EXERCISE INSTRUCTIONS - Every line containing the word "grid" needs to be found and copied.

[Extracts from a graphics dataset]
>>>

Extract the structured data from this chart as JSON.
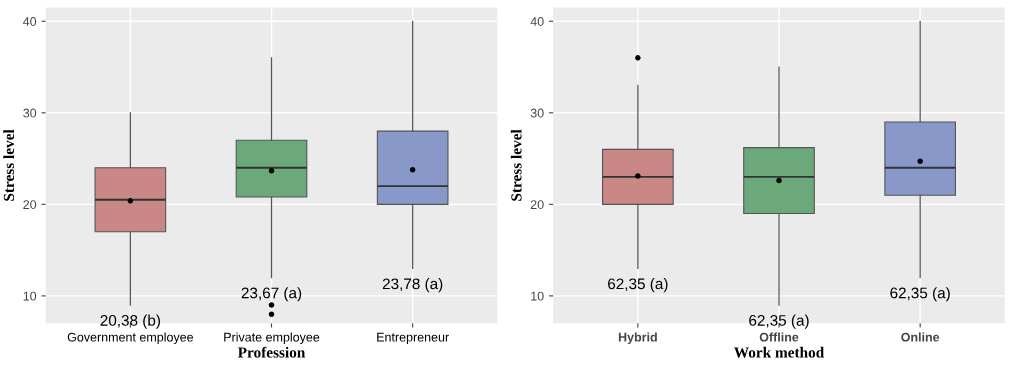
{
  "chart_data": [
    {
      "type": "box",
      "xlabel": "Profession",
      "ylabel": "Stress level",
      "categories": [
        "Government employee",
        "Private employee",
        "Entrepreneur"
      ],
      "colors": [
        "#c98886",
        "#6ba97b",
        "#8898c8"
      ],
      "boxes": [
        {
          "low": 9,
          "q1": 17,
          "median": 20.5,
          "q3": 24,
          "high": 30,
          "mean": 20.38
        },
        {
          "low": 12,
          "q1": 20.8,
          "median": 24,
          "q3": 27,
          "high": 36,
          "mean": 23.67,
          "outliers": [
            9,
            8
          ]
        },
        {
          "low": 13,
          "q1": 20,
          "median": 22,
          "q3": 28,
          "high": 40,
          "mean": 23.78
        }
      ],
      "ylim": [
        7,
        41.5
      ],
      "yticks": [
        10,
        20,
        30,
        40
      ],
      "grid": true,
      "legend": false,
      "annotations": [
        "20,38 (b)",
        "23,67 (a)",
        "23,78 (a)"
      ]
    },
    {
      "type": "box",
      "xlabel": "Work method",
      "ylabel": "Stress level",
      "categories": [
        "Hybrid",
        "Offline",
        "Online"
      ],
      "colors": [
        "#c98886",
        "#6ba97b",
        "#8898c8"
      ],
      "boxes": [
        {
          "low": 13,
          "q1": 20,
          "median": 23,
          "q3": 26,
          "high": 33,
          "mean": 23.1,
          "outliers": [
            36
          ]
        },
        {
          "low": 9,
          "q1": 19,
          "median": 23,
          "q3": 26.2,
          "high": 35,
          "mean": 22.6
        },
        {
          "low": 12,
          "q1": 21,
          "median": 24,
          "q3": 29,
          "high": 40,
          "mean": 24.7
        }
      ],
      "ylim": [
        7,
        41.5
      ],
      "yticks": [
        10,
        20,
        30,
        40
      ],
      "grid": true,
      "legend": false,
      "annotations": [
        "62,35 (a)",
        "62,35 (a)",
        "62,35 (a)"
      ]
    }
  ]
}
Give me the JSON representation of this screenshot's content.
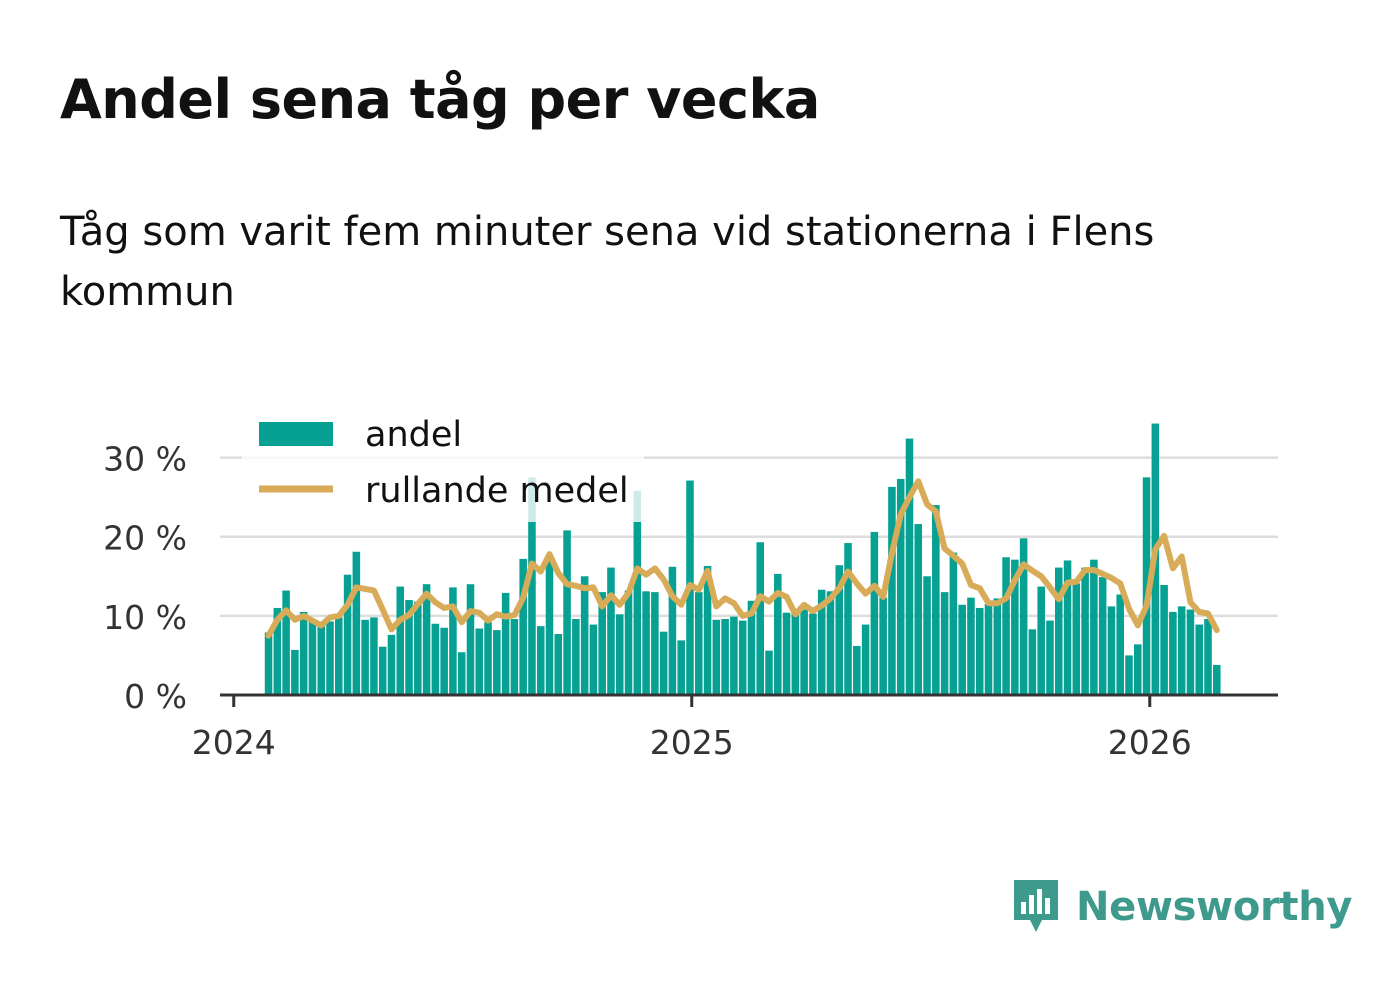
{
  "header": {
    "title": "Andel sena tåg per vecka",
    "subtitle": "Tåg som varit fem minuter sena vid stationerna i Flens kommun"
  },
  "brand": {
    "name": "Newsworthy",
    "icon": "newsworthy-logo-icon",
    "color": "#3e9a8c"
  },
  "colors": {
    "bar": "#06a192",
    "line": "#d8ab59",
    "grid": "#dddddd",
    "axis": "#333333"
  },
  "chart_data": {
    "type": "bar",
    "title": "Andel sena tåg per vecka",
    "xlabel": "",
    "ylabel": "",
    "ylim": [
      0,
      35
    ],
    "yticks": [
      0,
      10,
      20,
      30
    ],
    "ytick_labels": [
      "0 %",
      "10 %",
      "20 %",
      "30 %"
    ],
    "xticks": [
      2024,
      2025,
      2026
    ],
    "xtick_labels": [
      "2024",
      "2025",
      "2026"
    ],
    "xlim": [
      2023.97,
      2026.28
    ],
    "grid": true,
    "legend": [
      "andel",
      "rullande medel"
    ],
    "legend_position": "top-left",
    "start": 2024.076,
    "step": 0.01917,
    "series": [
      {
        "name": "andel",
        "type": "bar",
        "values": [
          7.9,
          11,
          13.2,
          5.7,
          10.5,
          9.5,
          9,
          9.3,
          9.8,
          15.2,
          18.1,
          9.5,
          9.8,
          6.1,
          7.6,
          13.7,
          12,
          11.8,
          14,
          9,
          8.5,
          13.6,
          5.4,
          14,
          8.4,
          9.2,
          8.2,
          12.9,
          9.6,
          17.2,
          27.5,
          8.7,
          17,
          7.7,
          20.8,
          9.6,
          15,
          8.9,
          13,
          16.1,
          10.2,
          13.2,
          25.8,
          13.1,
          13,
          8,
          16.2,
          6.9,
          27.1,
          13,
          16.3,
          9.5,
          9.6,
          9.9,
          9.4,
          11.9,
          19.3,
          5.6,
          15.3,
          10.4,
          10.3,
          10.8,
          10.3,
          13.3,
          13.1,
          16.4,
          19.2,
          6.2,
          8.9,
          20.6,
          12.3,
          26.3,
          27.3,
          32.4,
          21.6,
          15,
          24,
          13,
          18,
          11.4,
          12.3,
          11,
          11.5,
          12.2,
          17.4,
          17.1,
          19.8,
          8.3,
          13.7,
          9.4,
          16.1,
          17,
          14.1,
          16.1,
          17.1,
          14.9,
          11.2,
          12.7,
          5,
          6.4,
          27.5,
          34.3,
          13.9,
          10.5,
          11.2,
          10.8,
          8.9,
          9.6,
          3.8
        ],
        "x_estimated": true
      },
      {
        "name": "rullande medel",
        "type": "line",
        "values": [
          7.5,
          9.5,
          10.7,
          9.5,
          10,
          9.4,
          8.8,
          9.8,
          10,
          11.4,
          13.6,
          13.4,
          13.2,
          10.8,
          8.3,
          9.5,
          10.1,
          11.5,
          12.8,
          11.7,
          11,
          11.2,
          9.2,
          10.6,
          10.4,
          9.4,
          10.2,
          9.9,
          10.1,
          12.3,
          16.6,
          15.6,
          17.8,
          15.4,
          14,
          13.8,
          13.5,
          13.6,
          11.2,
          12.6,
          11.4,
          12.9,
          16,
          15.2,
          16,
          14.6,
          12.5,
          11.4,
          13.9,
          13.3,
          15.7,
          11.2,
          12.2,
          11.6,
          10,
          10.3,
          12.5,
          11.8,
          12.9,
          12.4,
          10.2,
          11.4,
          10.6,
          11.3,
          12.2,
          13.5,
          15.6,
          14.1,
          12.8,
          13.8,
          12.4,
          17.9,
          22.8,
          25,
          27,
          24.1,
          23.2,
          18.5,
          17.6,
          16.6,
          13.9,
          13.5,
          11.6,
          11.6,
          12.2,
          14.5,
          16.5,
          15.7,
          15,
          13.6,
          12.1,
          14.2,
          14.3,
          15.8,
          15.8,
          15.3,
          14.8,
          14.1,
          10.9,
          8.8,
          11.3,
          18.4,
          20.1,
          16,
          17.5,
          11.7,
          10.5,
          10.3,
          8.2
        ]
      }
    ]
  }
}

<<<
>>>

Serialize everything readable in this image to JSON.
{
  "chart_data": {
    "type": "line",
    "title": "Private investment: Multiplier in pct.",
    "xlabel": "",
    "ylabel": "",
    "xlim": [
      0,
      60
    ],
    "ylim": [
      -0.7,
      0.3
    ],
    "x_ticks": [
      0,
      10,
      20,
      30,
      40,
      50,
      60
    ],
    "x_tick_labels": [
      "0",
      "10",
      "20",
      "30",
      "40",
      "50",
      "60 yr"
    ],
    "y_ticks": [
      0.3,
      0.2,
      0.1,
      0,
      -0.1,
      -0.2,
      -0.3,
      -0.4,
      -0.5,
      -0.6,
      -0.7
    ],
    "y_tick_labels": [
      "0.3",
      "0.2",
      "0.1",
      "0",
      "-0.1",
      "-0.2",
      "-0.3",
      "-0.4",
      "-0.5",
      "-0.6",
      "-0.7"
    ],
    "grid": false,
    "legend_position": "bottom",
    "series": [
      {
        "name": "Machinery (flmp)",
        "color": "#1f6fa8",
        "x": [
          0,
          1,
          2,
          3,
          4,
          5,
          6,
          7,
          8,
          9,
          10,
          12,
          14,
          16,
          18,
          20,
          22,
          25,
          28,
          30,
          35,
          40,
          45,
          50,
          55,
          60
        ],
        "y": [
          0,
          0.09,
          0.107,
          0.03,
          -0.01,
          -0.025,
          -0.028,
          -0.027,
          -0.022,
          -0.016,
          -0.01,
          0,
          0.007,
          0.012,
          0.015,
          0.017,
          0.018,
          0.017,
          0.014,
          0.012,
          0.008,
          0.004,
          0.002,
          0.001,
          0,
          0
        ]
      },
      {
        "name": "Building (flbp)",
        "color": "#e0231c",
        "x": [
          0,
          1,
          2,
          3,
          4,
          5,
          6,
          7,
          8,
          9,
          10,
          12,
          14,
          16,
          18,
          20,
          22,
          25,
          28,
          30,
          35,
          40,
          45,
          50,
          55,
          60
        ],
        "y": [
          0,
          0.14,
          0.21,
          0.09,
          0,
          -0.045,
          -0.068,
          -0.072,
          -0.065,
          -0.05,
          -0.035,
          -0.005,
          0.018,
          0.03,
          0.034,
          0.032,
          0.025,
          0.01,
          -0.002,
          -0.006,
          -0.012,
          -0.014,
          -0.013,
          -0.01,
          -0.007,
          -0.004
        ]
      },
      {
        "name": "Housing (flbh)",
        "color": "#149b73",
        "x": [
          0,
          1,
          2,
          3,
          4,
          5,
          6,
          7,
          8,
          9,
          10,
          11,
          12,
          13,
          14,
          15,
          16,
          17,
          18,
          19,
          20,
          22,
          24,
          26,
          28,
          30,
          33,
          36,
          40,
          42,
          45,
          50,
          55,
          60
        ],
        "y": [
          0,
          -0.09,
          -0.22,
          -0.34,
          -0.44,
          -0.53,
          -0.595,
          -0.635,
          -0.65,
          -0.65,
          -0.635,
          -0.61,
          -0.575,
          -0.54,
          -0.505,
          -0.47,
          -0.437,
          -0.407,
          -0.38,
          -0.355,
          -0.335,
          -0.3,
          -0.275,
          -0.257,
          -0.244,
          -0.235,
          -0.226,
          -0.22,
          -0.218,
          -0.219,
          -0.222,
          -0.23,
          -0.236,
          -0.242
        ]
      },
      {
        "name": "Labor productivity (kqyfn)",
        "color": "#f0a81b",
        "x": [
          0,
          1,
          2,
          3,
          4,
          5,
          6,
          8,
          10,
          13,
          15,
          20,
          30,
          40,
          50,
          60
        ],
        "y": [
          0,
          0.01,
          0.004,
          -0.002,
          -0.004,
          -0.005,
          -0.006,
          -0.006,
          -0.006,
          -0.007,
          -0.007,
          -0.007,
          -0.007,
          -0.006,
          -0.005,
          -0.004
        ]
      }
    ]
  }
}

<<<
>>>

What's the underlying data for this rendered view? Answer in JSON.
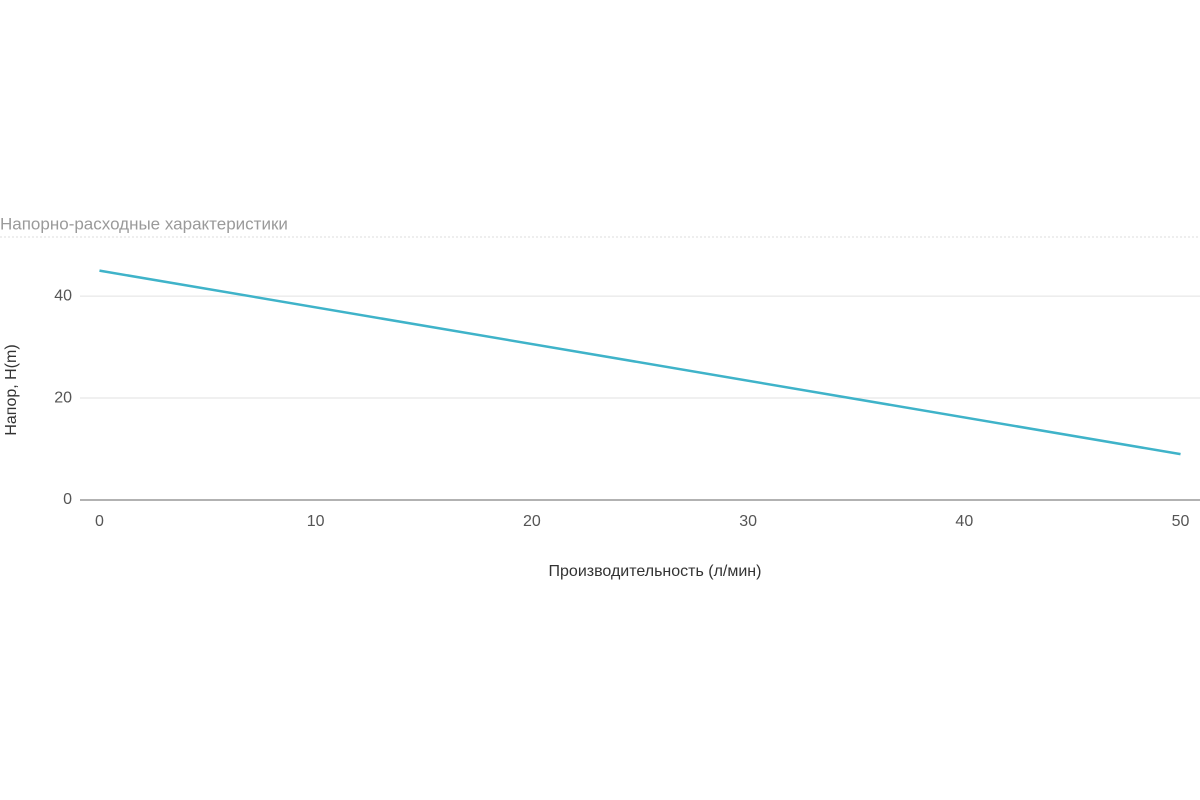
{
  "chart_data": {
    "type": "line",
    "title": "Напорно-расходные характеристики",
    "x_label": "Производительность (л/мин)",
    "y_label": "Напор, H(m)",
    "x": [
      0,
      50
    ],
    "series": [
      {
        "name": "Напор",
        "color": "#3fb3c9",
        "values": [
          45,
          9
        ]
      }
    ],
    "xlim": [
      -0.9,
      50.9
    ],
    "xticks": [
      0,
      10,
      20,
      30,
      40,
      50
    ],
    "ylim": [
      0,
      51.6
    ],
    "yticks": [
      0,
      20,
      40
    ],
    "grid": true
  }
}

<<<

SOLUTION TO THE EXERCISE -
      "grid": true,
      "grid": true,
    "grid": "#dddddd",
    "grid": true,
    "grid": false,
    "grid": true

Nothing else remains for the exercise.